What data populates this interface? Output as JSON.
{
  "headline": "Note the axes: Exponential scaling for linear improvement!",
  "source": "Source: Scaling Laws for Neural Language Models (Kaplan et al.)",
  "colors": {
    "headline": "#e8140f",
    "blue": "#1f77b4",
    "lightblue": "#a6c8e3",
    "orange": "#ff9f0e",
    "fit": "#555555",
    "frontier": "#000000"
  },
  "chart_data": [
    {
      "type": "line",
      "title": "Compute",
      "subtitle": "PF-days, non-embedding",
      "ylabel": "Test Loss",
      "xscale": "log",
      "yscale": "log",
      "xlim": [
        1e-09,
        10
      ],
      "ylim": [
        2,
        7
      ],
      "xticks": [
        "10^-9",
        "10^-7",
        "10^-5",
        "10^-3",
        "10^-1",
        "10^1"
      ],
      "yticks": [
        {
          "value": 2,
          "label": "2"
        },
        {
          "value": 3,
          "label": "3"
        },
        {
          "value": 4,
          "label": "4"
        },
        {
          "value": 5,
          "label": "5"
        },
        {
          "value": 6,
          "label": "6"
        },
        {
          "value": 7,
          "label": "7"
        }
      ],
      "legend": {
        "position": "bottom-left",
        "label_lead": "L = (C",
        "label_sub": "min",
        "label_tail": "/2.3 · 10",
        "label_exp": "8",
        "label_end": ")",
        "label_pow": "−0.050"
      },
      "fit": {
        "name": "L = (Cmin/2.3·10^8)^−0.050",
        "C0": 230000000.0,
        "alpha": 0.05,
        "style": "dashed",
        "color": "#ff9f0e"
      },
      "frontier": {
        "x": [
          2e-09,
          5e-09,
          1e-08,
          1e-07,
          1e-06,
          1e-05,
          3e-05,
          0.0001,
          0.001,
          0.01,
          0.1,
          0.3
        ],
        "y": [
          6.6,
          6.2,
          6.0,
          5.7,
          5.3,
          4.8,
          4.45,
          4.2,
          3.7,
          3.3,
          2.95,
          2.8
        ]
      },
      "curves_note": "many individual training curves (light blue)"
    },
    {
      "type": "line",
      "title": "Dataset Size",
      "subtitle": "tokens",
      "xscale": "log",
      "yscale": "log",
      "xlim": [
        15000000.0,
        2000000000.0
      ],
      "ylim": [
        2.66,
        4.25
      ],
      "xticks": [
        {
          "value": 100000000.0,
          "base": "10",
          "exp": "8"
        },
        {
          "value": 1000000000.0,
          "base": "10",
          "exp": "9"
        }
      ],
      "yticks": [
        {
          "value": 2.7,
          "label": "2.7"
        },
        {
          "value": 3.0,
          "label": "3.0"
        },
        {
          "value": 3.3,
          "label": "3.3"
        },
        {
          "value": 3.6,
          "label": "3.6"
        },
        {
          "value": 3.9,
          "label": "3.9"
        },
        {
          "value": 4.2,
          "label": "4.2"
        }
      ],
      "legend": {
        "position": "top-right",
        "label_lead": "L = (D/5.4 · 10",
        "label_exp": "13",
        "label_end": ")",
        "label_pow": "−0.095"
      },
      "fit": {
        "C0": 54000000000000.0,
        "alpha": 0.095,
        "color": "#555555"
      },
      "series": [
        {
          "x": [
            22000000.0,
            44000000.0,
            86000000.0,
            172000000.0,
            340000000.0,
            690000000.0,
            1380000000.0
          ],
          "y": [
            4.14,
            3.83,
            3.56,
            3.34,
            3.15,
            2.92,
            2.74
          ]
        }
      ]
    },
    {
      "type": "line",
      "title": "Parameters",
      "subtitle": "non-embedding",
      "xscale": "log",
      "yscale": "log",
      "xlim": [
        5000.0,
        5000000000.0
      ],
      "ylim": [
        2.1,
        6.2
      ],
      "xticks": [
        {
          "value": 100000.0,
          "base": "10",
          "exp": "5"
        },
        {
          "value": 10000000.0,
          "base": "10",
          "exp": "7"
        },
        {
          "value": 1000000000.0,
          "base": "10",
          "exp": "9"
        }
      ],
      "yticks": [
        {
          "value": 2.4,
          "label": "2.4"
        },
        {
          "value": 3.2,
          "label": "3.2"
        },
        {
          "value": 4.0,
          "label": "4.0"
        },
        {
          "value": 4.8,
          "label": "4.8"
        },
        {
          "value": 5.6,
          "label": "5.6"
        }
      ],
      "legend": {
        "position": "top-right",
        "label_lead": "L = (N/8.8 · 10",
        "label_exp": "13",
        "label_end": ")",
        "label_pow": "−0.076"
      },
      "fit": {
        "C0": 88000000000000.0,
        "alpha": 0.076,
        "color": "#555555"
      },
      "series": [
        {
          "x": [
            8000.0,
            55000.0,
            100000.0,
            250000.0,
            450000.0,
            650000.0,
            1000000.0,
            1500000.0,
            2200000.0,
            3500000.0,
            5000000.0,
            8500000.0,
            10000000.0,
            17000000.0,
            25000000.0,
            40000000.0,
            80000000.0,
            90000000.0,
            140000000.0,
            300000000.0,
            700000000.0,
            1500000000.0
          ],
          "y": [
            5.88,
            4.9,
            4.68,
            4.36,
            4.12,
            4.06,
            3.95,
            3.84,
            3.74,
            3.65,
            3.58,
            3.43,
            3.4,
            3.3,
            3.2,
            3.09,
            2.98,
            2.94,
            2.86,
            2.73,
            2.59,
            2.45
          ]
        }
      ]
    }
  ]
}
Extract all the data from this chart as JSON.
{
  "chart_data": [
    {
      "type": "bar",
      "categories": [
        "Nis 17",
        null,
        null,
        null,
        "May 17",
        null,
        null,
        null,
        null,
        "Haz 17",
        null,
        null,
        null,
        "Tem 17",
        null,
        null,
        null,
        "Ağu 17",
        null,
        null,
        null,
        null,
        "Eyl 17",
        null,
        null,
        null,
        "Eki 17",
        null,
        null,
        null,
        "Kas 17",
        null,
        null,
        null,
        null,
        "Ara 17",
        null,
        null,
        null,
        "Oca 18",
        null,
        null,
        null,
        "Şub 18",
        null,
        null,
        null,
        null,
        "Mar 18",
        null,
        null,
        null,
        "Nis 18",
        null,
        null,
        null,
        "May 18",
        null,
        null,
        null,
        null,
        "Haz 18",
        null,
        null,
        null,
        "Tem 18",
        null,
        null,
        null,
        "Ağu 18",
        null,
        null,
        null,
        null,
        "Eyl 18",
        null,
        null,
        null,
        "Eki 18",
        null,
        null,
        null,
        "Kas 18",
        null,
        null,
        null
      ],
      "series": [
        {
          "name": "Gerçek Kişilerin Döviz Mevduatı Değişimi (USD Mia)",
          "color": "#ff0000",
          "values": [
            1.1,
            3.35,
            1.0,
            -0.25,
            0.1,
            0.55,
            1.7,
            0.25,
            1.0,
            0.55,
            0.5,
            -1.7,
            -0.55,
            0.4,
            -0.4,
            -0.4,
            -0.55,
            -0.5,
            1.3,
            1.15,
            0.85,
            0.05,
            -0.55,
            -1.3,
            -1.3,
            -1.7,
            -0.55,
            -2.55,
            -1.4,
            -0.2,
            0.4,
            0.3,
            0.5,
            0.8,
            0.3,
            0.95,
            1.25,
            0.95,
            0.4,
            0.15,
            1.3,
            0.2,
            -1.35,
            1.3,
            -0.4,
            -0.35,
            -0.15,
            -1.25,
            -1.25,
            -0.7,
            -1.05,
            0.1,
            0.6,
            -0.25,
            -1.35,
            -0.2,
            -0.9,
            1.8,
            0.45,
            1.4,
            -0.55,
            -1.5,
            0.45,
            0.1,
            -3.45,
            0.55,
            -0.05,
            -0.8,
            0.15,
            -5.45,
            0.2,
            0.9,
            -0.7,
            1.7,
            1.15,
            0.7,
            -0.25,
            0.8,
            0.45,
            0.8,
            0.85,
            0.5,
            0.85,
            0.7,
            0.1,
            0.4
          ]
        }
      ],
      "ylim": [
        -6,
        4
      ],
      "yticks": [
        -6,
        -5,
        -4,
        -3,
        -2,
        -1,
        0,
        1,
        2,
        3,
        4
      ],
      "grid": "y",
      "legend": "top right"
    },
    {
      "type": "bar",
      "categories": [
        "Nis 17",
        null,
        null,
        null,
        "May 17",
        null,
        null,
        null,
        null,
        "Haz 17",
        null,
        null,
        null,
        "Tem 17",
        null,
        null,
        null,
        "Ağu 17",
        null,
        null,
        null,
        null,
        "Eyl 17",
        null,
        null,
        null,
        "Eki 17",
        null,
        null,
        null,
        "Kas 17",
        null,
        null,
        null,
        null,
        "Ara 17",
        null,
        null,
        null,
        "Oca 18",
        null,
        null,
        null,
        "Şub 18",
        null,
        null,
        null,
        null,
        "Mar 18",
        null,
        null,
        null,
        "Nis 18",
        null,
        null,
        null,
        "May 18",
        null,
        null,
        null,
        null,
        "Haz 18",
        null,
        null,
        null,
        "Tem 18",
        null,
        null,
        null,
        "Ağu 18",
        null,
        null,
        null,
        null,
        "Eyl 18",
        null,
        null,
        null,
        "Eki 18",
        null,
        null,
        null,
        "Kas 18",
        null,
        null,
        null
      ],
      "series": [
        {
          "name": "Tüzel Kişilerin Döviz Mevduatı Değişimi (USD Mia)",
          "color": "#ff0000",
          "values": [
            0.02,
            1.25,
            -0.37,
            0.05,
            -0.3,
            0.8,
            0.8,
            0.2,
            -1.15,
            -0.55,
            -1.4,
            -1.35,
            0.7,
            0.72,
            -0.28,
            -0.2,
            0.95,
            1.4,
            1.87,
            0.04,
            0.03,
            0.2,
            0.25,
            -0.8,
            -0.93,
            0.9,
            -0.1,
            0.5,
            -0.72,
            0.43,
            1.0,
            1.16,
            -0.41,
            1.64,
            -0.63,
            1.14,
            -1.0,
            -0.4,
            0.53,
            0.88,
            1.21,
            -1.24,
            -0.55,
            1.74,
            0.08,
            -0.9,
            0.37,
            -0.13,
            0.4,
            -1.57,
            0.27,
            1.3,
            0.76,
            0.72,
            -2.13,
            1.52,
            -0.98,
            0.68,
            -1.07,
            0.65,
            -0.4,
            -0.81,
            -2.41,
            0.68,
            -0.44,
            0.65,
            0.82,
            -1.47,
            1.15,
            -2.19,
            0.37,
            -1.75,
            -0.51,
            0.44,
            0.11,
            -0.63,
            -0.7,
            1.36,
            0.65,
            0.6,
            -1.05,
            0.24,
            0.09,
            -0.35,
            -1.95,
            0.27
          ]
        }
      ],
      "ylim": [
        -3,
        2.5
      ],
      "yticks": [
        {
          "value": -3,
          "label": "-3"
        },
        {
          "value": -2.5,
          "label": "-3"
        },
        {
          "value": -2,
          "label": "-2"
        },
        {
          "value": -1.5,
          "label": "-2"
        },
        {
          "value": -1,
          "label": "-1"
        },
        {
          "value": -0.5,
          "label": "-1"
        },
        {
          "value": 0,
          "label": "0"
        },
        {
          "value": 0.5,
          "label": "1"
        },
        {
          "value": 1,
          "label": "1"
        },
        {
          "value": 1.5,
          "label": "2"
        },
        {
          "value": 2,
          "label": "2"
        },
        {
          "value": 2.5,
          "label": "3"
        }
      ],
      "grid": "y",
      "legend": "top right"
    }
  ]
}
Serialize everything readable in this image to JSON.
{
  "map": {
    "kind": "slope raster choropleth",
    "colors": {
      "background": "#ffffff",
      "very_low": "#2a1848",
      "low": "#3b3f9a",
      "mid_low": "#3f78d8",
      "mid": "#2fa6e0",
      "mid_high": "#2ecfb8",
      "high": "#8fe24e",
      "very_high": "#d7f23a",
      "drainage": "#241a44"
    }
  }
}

☆ ☆ ☆ ☆

Lines containing "headline" are to be counted. State the total and add nothing.

2